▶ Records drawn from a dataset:

-=-=-=-=-

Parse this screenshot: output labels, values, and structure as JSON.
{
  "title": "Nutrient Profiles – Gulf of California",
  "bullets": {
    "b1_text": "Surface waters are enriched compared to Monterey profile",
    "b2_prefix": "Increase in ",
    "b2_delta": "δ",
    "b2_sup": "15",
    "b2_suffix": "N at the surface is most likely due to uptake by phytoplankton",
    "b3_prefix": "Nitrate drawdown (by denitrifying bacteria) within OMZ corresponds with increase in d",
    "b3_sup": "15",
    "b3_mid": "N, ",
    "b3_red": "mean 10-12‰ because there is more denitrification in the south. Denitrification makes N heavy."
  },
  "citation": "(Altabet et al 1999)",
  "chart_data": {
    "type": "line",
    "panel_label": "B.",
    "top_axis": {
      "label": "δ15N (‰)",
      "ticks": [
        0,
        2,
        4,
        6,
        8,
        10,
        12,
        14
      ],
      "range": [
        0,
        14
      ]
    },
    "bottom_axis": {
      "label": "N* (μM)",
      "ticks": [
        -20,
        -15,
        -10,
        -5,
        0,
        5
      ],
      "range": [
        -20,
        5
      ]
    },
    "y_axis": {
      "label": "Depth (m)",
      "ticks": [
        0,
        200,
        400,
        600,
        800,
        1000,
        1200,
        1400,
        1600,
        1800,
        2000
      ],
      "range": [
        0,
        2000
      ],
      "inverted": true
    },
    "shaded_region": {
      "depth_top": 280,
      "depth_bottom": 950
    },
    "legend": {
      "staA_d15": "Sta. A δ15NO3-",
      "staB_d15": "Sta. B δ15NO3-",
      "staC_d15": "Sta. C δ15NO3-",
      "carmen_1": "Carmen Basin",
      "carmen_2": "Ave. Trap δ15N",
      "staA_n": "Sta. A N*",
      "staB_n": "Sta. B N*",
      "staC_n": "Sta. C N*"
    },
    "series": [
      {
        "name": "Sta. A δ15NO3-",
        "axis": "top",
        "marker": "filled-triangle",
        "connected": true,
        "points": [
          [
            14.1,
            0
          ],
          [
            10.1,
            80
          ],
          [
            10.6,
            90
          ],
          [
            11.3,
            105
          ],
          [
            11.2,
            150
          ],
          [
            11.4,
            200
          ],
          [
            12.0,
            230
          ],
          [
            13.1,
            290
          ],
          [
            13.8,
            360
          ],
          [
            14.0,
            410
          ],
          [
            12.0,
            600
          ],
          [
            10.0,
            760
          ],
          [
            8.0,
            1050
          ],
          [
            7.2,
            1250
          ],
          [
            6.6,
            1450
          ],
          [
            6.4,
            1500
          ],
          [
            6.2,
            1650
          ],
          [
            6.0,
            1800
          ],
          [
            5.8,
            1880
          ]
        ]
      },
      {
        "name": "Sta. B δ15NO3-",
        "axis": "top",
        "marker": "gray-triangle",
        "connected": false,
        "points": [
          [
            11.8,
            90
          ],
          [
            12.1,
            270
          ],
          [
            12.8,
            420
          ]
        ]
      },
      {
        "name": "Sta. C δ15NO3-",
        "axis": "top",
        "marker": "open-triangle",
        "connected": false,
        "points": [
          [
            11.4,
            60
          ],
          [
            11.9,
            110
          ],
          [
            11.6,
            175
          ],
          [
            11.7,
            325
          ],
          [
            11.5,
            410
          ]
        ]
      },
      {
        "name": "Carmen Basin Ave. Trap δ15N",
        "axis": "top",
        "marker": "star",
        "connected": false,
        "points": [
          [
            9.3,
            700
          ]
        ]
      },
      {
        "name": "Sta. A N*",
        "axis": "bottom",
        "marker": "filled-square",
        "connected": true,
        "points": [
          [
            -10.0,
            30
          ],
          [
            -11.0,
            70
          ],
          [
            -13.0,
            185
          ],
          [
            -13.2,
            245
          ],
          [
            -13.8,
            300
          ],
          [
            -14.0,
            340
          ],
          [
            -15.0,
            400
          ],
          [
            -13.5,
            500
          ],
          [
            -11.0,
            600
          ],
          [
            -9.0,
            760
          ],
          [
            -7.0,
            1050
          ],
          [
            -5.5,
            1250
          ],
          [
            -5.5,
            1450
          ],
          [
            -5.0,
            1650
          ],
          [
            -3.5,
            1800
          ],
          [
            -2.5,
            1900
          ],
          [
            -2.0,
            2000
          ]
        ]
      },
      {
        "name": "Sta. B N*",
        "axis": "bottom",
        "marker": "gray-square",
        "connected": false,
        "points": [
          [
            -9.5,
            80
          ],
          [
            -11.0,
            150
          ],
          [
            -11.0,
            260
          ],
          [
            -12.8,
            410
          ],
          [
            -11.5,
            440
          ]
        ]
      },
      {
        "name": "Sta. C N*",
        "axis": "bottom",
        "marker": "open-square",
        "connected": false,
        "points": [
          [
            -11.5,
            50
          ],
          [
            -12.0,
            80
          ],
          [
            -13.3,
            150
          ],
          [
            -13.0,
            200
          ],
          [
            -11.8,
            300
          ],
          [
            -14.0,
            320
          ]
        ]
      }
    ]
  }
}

-=-=-=-=-

▶ About this exercise: Repeat, word for word, all the lines above.

▶ Task response:
Parse this screenshot: output labels, values, and structure as JSON.
{
  "title": "Nutrient Profiles – Gulf of California",
  "bullets": {
    "b1_text": "Surface waters are enriched compared to Monterey profile",
    "b2_prefix": "Increase in ",
    "b2_delta": "δ",
    "b2_sup": "15",
    "b2_suffix": "N at the surface is most likely due to uptake by phytoplankton",
    "b3_prefix": "Nitrate drawdown (by denitrifying bacteria) within OMZ corresponds with increase in d",
    "b3_sup": "15",
    "b3_mid": "N, ",
    "b3_red": "mean 10-12‰ because there is more denitrification in the south. Denitrification makes N heavy."
  },
  "citation": "(Altabet et al 1999)",
  "chart_data": {
    "type": "line",
    "panel_label": "B.",
    "top_axis": {
      "label": "δ15N (‰)",
      "ticks": [
        0,
        2,
        4,
        6,
        8,
        10,
        12,
        14
      ],
      "range": [
        0,
        14
      ]
    },
    "bottom_axis": {
      "label": "N* (μM)",
      "ticks": [
        -20,
        -15,
        -10,
        -5,
        0,
        5
      ],
      "range": [
        -20,
        5
      ]
    },
    "y_axis": {
      "label": "Depth (m)",
      "ticks": [
        0,
        200,
        400,
        600,
        800,
        1000,
        1200,
        1400,
        1600,
        1800,
        2000
      ],
      "range": [
        0,
        2000
      ],
      "inverted": true
    },
    "shaded_region": {
      "depth_top": 280,
      "depth_bottom": 950
    },
    "legend": {
      "staA_d15": "Sta. A δ15NO3-",
      "staB_d15": "Sta. B δ15NO3-",
      "staC_d15": "Sta. C δ15NO3-",
      "carmen_1": "Carmen Basin",
      "carmen_2": "Ave. Trap δ15N",
      "staA_n": "Sta. A N*",
      "staB_n": "Sta. B N*",
      "staC_n": "Sta. C N*"
    },
    "series": [
      {
        "name": "Sta. A δ15NO3-",
        "axis": "top",
        "marker": "filled-triangle",
        "connected": true,
        "points": [
          [
            14.1,
            0
          ],
          [
            10.1,
            80
          ],
          [
            10.6,
            90
          ],
          [
            11.3,
            105
          ],
          [
            11.2,
            150
          ],
          [
            11.4,
            200
          ],
          [
            12.0,
            230
          ],
          [
            13.1,
            290
          ],
          [
            13.8,
            360
          ],
          [
            14.0,
            410
          ],
          [
            12.0,
            600
          ],
          [
            10.0,
            760
          ],
          [
            8.0,
            1050
          ],
          [
            7.2,
            1250
          ],
          [
            6.6,
            1450
          ],
          [
            6.4,
            1500
          ],
          [
            6.2,
            1650
          ],
          [
            6.0,
            1800
          ],
          [
            5.8,
            1880
          ]
        ]
      },
      {
        "name": "Sta. B δ15NO3-",
        "axis": "top",
        "marker": "gray-triangle",
        "connected": false,
        "points": [
          [
            11.8,
            90
          ],
          [
            12.1,
            270
          ],
          [
            12.8,
            420
          ]
        ]
      },
      {
        "name": "Sta. C δ15NO3-",
        "axis": "top",
        "marker": "open-triangle",
        "connected": false,
        "points": [
          [
            11.4,
            60
          ],
          [
            11.9,
            110
          ],
          [
            11.6,
            175
          ],
          [
            11.7,
            325
          ],
          [
            11.5,
            410
          ]
        ]
      },
      {
        "name": "Carmen Basin Ave. Trap δ15N",
        "axis": "top",
        "marker": "star",
        "connected": false,
        "points": [
          [
            9.3,
            700
          ]
        ]
      },
      {
        "name": "Sta. A N*",
        "axis": "bottom",
        "marker": "filled-square",
        "connected": true,
        "points": [
          [
            -10.0,
            30
          ],
          [
            -11.0,
            70
          ],
          [
            -13.0,
            185
          ],
          [
            -13.2,
            245
          ],
          [
            -13.8,
            300
          ],
          [
            -14.0,
            340
          ],
          [
            -15.0,
            400
          ],
          [
            -13.5,
            500
          ],
          [
            -11.0,
            600
          ],
          [
            -9.0,
            760
          ],
          [
            -7.0,
            1050
          ],
          [
            -5.5,
            1250
          ],
          [
            -5.5,
            1450
          ],
          [
            -5.0,
            1650
          ],
          [
            -3.5,
            1800
          ],
          [
            -2.5,
            1900
          ],
          [
            -2.0,
            2000
          ]
        ]
      },
      {
        "name": "Sta. B N*",
        "axis": "bottom",
        "marker": "gray-square",
        "connected": false,
        "points": [
          [
            -9.5,
            80
          ],
          [
            -11.0,
            150
          ],
          [
            -11.0,
            260
          ],
          [
            -12.8,
            410
          ],
          [
            -11.5,
            440
          ]
        ]
      },
      {
        "name": "Sta. C N*",
        "axis": "bottom",
        "marker": "open-square",
        "connected": false,
        "points": [
          [
            -11.5,
            50
          ],
          [
            -12.0,
            80
          ],
          [
            -13.3,
            150
          ],
          [
            -13.0,
            200
          ],
          [
            -11.8,
            300
          ],
          [
            -14.0,
            320
          ]
        ]
      }
    ]
  }
}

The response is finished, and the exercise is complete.